* _TO DO_:
Please quote every line word for word.

Data items
>> start

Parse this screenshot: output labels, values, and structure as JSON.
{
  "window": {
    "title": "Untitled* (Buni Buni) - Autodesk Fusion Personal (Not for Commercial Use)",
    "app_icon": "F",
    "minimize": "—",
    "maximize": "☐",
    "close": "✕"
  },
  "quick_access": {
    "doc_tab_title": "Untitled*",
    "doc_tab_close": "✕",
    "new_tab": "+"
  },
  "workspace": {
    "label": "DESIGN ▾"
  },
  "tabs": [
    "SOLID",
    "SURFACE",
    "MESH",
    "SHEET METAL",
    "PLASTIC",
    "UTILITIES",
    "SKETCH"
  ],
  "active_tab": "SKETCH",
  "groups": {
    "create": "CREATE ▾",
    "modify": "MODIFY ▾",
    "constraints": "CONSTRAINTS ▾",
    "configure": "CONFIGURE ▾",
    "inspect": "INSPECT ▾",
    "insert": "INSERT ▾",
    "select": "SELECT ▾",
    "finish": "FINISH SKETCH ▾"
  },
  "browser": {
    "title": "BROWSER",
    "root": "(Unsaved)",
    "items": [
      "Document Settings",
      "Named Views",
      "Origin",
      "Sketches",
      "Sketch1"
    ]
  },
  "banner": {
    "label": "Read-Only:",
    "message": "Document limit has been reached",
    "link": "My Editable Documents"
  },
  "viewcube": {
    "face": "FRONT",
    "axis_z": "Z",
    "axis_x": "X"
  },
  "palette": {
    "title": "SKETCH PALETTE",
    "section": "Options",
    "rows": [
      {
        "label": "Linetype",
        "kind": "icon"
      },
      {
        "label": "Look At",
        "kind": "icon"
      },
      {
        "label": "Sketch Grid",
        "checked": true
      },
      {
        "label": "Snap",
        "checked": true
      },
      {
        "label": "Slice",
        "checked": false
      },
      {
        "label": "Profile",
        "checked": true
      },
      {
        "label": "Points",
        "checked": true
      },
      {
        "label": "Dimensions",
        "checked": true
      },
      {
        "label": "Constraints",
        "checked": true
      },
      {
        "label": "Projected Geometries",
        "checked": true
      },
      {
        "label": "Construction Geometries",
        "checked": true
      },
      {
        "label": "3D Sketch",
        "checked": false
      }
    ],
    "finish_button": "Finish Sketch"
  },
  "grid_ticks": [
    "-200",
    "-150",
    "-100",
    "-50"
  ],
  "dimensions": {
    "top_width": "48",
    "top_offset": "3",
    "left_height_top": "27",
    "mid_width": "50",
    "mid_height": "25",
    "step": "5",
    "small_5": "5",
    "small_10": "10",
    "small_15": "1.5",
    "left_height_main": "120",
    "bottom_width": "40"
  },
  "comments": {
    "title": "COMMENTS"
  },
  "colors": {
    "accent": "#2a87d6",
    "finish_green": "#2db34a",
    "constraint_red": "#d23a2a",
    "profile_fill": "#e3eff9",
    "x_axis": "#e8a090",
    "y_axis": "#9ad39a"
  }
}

>> end

* _TASK RESPONSE_:
Parse this screenshot: output labels, values, and structure as JSON.
{
  "window": {
    "title": "Untitled* (Buni Buni) - Autodesk Fusion Personal (Not for Commercial Use)",
    "app_icon": "F",
    "minimize": "—",
    "maximize": "☐",
    "close": "✕"
  },
  "quick_access": {
    "doc_tab_title": "Untitled*",
    "doc_tab_close": "✕",
    "new_tab": "+"
  },
  "workspace": {
    "label": "DESIGN ▾"
  },
  "tabs": [
    "SOLID",
    "SURFACE",
    "MESH",
    "SHEET METAL",
    "PLASTIC",
    "UTILITIES",
    "SKETCH"
  ],
  "active_tab": "SKETCH",
  "groups": {
    "create": "CREATE ▾",
    "modify": "MODIFY ▾",
    "constraints": "CONSTRAINTS ▾",
    "configure": "CONFIGURE ▾",
    "inspect": "INSPECT ▾",
    "insert": "INSERT ▾",
    "select": "SELECT ▾",
    "finish": "FINISH SKETCH ▾"
  },
  "browser": {
    "title": "BROWSER",
    "root": "(Unsaved)",
    "items": [
      "Document Settings",
      "Named Views",
      "Origin",
      "Sketches",
      "Sketch1"
    ]
  },
  "banner": {
    "label": "Read-Only:",
    "message": "Document limit has been reached",
    "link": "My Editable Documents"
  },
  "viewcube": {
    "face": "FRONT",
    "axis_z": "Z",
    "axis_x": "X"
  },
  "palette": {
    "title": "SKETCH PALETTE",
    "section": "Options",
    "rows": [
      {
        "label": "Linetype",
        "kind": "icon"
      },
      {
        "label": "Look At",
        "kind": "icon"
      },
      {
        "label": "Sketch Grid",
        "checked": true
      },
      {
        "label": "Snap",
        "checked": true
      },
      {
        "label": "Slice",
        "checked": false
      },
      {
        "label": "Profile",
        "checked": true
      },
      {
        "label": "Points",
        "checked": true
      },
      {
        "label": "Dimensions",
        "checked": true
      },
      {
        "label": "Constraints",
        "checked": true
      },
      {
        "label": "Projected Geometries",
        "checked": true
      },
      {
        "label": "Construction Geometries",
        "checked": true
      },
      {
        "label": "3D Sketch",
        "checked": false
      }
    ],
    "finish_button": "Finish Sketch"
  },
  "grid_ticks": [
    "-200",
    "-150",
    "-100",
    "-50"
  ],
  "dimensions": {
    "top_width": "48",
    "top_offset": "3",
    "left_height_top": "27",
    "mid_width": "50",
    "mid_height": "25",
    "step": "5",
    "small_5": "5",
    "small_10": "10",
    "small_15": "1.5",
    "left_height_main": "120",
    "bottom_width": "40"
  },
  "comments": {
    "title": "COMMENTS"
  },
  "colors": {
    "accent": "#2a87d6",
    "finish_green": "#2db34a",
    "constraint_red": "#d23a2a",
    "profile_fill": "#e3eff9",
    "x_axis": "#e8a090",
    "y_axis": "#9ad39a"
  }
}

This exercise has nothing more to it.